Records shown:
-----

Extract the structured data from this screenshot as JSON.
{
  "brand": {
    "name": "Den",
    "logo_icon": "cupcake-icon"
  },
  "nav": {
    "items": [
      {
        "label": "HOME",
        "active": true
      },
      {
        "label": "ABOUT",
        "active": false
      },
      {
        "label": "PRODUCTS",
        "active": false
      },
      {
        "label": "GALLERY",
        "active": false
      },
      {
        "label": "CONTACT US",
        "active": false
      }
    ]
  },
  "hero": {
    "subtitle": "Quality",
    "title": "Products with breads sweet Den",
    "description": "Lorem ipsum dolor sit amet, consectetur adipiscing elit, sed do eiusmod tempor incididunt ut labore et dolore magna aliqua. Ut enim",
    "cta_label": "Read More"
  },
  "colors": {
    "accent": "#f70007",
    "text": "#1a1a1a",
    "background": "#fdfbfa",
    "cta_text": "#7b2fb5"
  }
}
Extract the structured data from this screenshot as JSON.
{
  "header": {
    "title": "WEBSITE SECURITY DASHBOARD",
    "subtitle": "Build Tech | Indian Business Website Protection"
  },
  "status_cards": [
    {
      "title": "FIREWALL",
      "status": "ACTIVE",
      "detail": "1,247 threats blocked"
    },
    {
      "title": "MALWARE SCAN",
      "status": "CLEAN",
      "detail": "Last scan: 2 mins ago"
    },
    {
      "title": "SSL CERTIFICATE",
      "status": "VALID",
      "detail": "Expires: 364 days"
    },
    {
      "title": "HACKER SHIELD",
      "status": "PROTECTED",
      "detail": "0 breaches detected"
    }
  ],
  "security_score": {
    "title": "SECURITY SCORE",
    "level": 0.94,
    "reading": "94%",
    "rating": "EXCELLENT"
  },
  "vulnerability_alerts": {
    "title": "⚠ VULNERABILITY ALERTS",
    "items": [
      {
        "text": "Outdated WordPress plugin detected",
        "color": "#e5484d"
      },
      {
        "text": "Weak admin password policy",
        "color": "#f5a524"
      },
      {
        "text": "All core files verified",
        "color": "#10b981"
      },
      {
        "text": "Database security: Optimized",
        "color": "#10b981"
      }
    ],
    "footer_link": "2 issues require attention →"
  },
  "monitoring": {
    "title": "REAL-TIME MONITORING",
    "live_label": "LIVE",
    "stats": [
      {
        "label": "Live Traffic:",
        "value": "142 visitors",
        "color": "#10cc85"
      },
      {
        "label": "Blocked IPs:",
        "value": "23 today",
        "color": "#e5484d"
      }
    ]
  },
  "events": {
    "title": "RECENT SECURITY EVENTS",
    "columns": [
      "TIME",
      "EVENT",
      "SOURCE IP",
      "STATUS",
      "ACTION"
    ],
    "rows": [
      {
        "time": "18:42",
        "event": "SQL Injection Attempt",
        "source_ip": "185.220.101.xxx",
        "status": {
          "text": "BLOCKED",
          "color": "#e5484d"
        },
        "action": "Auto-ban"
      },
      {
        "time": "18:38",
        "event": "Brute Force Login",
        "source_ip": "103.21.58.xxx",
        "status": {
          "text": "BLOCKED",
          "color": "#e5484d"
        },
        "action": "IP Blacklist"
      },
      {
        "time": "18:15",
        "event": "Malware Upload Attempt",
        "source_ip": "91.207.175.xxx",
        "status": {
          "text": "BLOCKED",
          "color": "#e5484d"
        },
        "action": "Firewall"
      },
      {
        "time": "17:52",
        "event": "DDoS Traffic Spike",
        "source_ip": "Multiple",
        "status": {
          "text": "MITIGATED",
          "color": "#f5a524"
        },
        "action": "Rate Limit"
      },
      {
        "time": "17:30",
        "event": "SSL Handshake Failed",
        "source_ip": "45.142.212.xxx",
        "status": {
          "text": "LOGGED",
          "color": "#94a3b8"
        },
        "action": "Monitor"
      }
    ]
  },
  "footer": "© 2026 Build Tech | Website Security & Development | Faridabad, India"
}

-----

Work required: Please copy out each record, character for character.

Result for this exercise:
Extract the structured data from this screenshot as JSON.
{
  "brand": {
    "name": "Den",
    "logo_icon": "cupcake-icon"
  },
  "nav": {
    "items": [
      {
        "label": "HOME",
        "active": true
      },
      {
        "label": "ABOUT",
        "active": false
      },
      {
        "label": "PRODUCTS",
        "active": false
      },
      {
        "label": "GALLERY",
        "active": false
      },
      {
        "label": "CONTACT US",
        "active": false
      }
    ]
  },
  "hero": {
    "subtitle": "Quality",
    "title": "Products with breads sweet Den",
    "description": "Lorem ipsum dolor sit amet, consectetur adipiscing elit, sed do eiusmod tempor incididunt ut labore et dolore magna aliqua. Ut enim",
    "cta_label": "Read More"
  },
  "colors": {
    "accent": "#f70007",
    "text": "#1a1a1a",
    "background": "#fdfbfa",
    "cta_text": "#7b2fb5"
  }
}
Extract the structured data from this screenshot as JSON.
{
  "header": {
    "title": "WEBSITE SECURITY DASHBOARD",
    "subtitle": "Build Tech | Indian Business Website Protection"
  },
  "status_cards": [
    {
      "title": "FIREWALL",
      "status": "ACTIVE",
      "detail": "1,247 threats blocked"
    },
    {
      "title": "MALWARE SCAN",
      "status": "CLEAN",
      "detail": "Last scan: 2 mins ago"
    },
    {
      "title": "SSL CERTIFICATE",
      "status": "VALID",
      "detail": "Expires: 364 days"
    },
    {
      "title": "HACKER SHIELD",
      "status": "PROTECTED",
      "detail": "0 breaches detected"
    }
  ],
  "security_score": {
    "title": "SECURITY SCORE",
    "level": 0.94,
    "reading": "94%",
    "rating": "EXCELLENT"
  },
  "vulnerability_alerts": {
    "title": "⚠ VULNERABILITY ALERTS",
    "items": [
      {
        "text": "Outdated WordPress plugin detected",
        "color": "#e5484d"
      },
      {
        "text": "Weak admin password policy",
        "color": "#f5a524"
      },
      {
        "text": "All core files verified",
        "color": "#10b981"
      },
      {
        "text": "Database security: Optimized",
        "color": "#10b981"
      }
    ],
    "footer_link": "2 issues require attention →"
  },
  "monitoring": {
    "title": "REAL-TIME MONITORING",
    "live_label": "LIVE",
    "stats": [
      {
        "label": "Live Traffic:",
        "value": "142 visitors",
        "color": "#10cc85"
      },
      {
        "label": "Blocked IPs:",
        "value": "23 today",
        "color": "#e5484d"
      }
    ]
  },
  "events": {
    "title": "RECENT SECURITY EVENTS",
    "columns": [
      "TIME",
      "EVENT",
      "SOURCE IP",
      "STATUS",
      "ACTION"
    ],
    "rows": [
      {
        "time": "18:42",
        "event": "SQL Injection Attempt",
        "source_ip": "185.220.101.xxx",
        "status": {
          "text": "BLOCKED",
          "color": "#e5484d"
        },
        "action": "Auto-ban"
      },
      {
        "time": "18:38",
        "event": "Brute Force Login",
        "source_ip": "103.21.58.xxx",
        "status": {
          "text": "BLOCKED",
          "color": "#e5484d"
        },
        "action": "IP Blacklist"
      },
      {
        "time": "18:15",
        "event": "Malware Upload Attempt",
        "source_ip": "91.207.175.xxx",
        "status": {
          "text": "BLOCKED",
          "color": "#e5484d"
        },
        "action": "Firewall"
      },
      {
        "time": "17:52",
        "event": "DDoS Traffic Spike",
        "source_ip": "Multiple",
        "status": {
          "text": "MITIGATED",
          "color": "#f5a524"
        },
        "action": "Rate Limit"
      },
      {
        "time": "17:30",
        "event": "SSL Handshake Failed",
        "source_ip": "45.142.212.xxx",
        "status": {
          "text": "LOGGED",
          "color": "#94a3b8"
        },
        "action": "Monitor"
      }
    ]
  },
  "footer": "© 2026 Build Tech | Website Security & Development | Faridabad, India"
}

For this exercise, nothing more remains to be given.